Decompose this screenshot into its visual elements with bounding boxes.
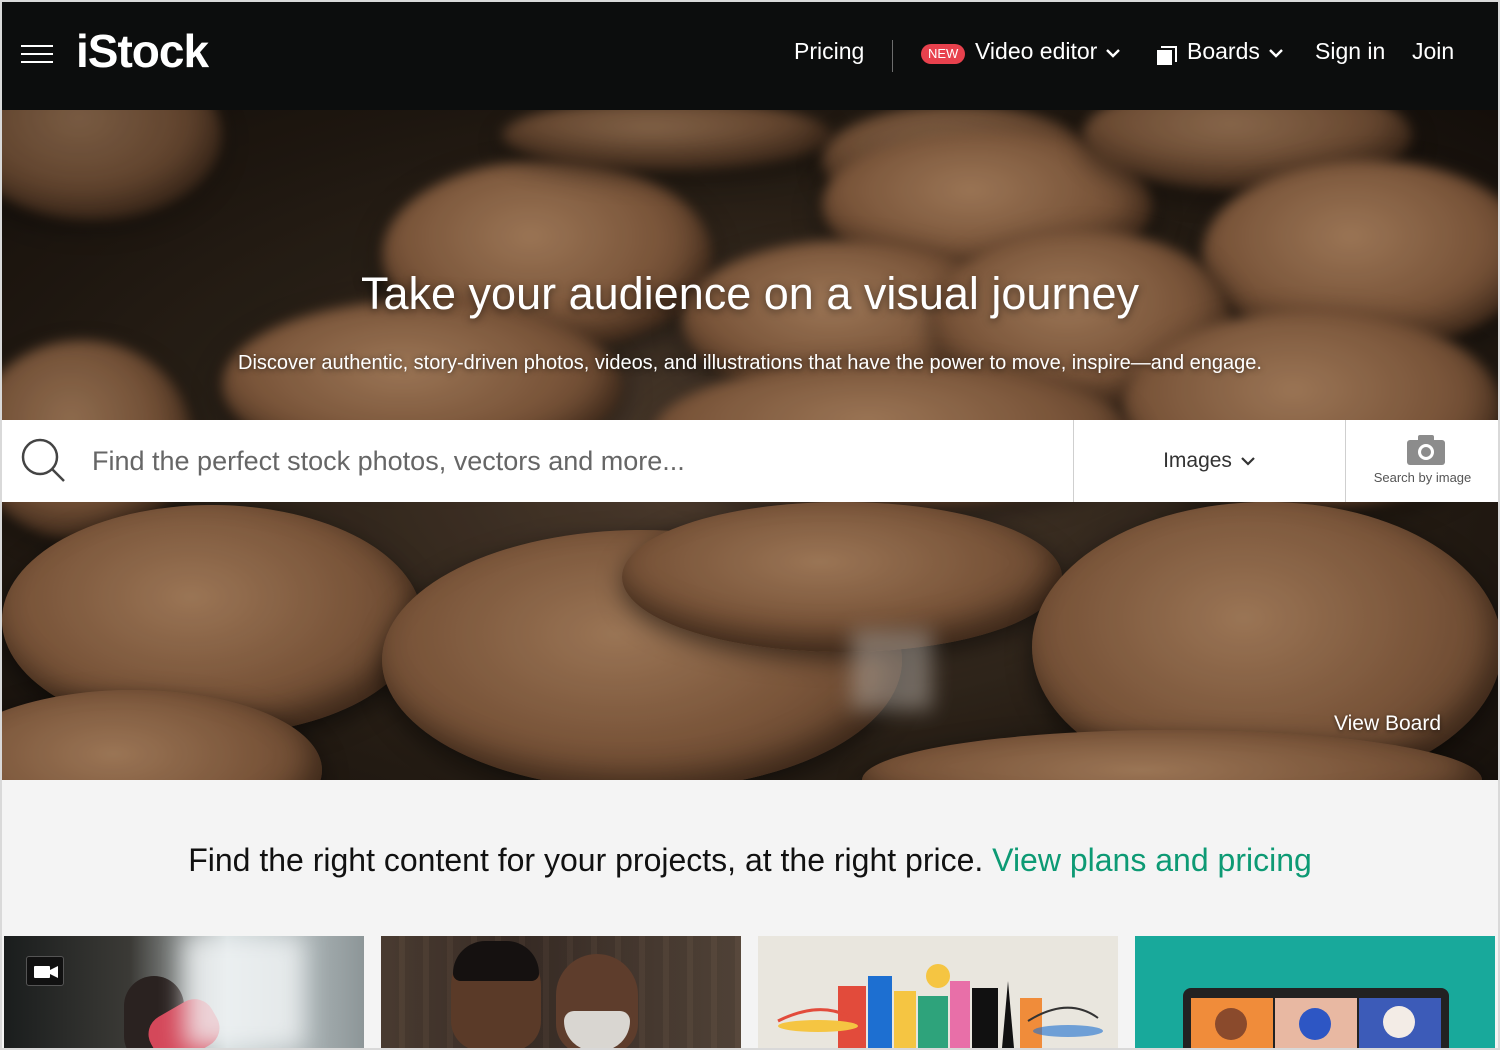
- search-bar: Images Search by image: [2, 420, 1498, 502]
- view-board-link[interactable]: View Board: [1334, 712, 1441, 736]
- search-icon[interactable]: [20, 437, 66, 483]
- card-photo-beard: [564, 1011, 630, 1048]
- nav-video-editor[interactable]: Video editor: [975, 38, 1121, 65]
- search-by-image-button[interactable]: Search by image: [1347, 420, 1498, 502]
- content-type-dropdown[interactable]: Images: [1073, 420, 1346, 502]
- content-type-selected: Images: [1163, 449, 1232, 472]
- page: iStock Pricing NEW Video editor Boards S…: [2, 2, 1498, 1048]
- card-illustration-city: [777, 964, 1103, 1048]
- hero-title: Take your audience on a visual journey: [361, 268, 1139, 319]
- featured-card-city-illustration[interactable]: [758, 936, 1118, 1048]
- top-nav-bar: iStock Pricing NEW Video editor Boards S…: [2, 2, 1498, 110]
- video-badge: [26, 956, 64, 986]
- nav-video-editor-label: Video editor: [975, 38, 1098, 64]
- card-illustration-person-3: [1383, 1006, 1415, 1038]
- card-photo-hair: [453, 941, 539, 981]
- chevron-down-icon: [1241, 457, 1255, 467]
- nav-divider: [892, 40, 893, 72]
- pricing-promo: Find the right content for your projects…: [2, 842, 1498, 879]
- chevron-down-icon: [1106, 49, 1121, 58]
- hero-subtitle: Discover authentic, story-driven photos,…: [238, 352, 1262, 374]
- search-by-image-label: Search by image: [1373, 470, 1472, 485]
- view-plans-link[interactable]: View plans and pricing: [992, 842, 1312, 878]
- chevron-down-icon: [1269, 49, 1283, 58]
- camera-icon: [1407, 435, 1445, 465]
- new-badge: NEW: [921, 44, 966, 64]
- card-photo-water: [184, 936, 304, 1048]
- nav-pricing[interactable]: Pricing: [794, 38, 864, 65]
- nav-boards-label: Boards: [1187, 38, 1260, 64]
- video-camera-icon: [34, 966, 58, 978]
- pricing-promo-text: Find the right content for your projects…: [188, 842, 984, 878]
- featured-card-two-men-photo[interactable]: [381, 936, 741, 1048]
- featured-card-kayak-video[interactable]: [4, 936, 364, 1048]
- boards-icon: [1157, 46, 1177, 65]
- istock-logo[interactable]: iStock: [76, 24, 209, 78]
- card-illustration-person-2: [1299, 1008, 1331, 1040]
- nav-join[interactable]: Join: [1412, 38, 1454, 65]
- search-input[interactable]: [92, 440, 1052, 482]
- nav-sign-in[interactable]: Sign in: [1315, 38, 1385, 65]
- featured-card-video-call-illustration[interactable]: [1135, 936, 1495, 1048]
- card-illustration-person-1: [1215, 1008, 1247, 1040]
- nav-boards[interactable]: Boards: [1187, 38, 1284, 65]
- hamburger-menu-icon[interactable]: [21, 43, 53, 65]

——

* **TASK REQUIREMENTS**: Please write out the listing above line for line, leaving out the pictures.

* **FINISHED EXERCISE**:
Decompose this screenshot into its visual elements with bounding boxes.
- search-bar: Images Search by image: [2, 420, 1498, 502]
- view-board-link[interactable]: View Board: [1334, 712, 1441, 736]
- search-icon[interactable]: [20, 437, 66, 483]
- card-photo-beard: [564, 1011, 630, 1048]
- nav-video-editor[interactable]: Video editor: [975, 38, 1121, 65]
- search-by-image-button[interactable]: Search by image: [1347, 420, 1498, 502]
- content-type-dropdown[interactable]: Images: [1073, 420, 1346, 502]
- content-type-selected: Images: [1163, 449, 1232, 472]
- page: iStock Pricing NEW Video editor Boards S…: [2, 2, 1498, 1048]
- card-illustration-city: [777, 964, 1103, 1048]
- hero-title: Take your audience on a visual journey: [361, 268, 1139, 319]
- featured-card-city-illustration[interactable]: [758, 936, 1118, 1048]
- top-nav-bar: iStock Pricing NEW Video editor Boards S…: [2, 2, 1498, 110]
- video-badge: [26, 956, 64, 986]
- nav-video-editor-label: Video editor: [975, 38, 1098, 64]
- card-illustration-person-3: [1383, 1006, 1415, 1038]
- card-photo-hair: [453, 941, 539, 981]
- chevron-down-icon: [1241, 457, 1255, 467]
- nav-divider: [892, 40, 893, 72]
- pricing-promo: Find the right content for your projects…: [2, 842, 1498, 879]
- chevron-down-icon: [1106, 49, 1121, 58]
- hero-subtitle: Discover authentic, story-driven photos,…: [238, 352, 1262, 374]
- search-by-image-label: Search by image: [1373, 470, 1472, 485]
- view-plans-link[interactable]: View plans and pricing: [992, 842, 1312, 878]
- chevron-down-icon: [1269, 49, 1283, 58]
- camera-icon: [1407, 435, 1445, 465]
- new-badge: NEW: [921, 44, 966, 64]
- card-photo-water: [184, 936, 304, 1048]
- nav-pricing[interactable]: Pricing: [794, 38, 864, 65]
- nav-boards-label: Boards: [1187, 38, 1260, 64]
- video-camera-icon: [34, 966, 58, 978]
- pricing-promo-text: Find the right content for your projects…: [188, 842, 984, 878]
- featured-card-two-men-photo[interactable]: [381, 936, 741, 1048]
- featured-card-kayak-video[interactable]: [4, 936, 364, 1048]
- boards-icon: [1157, 46, 1177, 65]
- istock-logo[interactable]: iStock: [76, 24, 209, 78]
- card-illustration-person-2: [1299, 1008, 1331, 1040]
- nav-join[interactable]: Join: [1412, 38, 1454, 65]
- search-input[interactable]: [92, 440, 1052, 482]
- nav-sign-in[interactable]: Sign in: [1315, 38, 1385, 65]
- featured-card-video-call-illustration[interactable]: [1135, 936, 1495, 1048]
- card-illustration-person-1: [1215, 1008, 1247, 1040]
- nav-boards[interactable]: Boards: [1187, 38, 1284, 65]
- hamburger-menu-icon[interactable]: [21, 43, 53, 65]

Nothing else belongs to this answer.